• EXERCISE DIRECTIONS
Search the listing below for the word "color" and copy each line that holds it.

• Data records
## start

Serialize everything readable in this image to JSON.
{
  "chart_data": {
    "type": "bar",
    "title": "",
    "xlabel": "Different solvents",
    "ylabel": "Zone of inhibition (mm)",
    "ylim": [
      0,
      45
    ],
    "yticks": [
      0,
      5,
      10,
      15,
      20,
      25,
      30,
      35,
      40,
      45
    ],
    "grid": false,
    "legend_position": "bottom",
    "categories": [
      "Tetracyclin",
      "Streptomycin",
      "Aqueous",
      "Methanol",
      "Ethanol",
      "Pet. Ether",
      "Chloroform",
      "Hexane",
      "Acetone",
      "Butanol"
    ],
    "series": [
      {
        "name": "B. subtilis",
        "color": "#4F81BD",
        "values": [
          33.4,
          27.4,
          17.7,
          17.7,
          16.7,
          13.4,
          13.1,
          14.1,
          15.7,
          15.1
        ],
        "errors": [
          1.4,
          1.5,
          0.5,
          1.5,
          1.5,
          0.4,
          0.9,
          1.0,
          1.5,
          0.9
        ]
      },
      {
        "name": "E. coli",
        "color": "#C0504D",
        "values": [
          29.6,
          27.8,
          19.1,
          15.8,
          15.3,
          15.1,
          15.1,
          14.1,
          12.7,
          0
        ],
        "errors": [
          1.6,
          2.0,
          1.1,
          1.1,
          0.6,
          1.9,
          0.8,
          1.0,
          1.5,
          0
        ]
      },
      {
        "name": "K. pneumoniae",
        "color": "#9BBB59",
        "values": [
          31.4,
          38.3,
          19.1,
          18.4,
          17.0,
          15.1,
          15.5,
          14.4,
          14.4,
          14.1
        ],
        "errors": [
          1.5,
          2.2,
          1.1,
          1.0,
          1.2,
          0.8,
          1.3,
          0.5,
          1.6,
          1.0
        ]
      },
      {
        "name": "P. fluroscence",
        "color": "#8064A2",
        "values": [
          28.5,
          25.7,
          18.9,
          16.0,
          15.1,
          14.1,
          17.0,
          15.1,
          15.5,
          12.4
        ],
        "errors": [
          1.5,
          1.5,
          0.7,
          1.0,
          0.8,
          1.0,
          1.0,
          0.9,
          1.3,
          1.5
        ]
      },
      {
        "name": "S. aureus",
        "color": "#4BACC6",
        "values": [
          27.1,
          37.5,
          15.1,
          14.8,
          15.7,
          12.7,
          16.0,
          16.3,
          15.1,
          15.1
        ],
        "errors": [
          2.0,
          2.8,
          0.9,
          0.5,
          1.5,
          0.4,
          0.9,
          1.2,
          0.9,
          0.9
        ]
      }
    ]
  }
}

## end

• ANSWER FOR THIS EXERCISE
        "color": "#4F81BD",
        "color": "#C0504D",
        "color": "#9BBB59",
        "color": "#8064A2",
        "color": "#4BACC6",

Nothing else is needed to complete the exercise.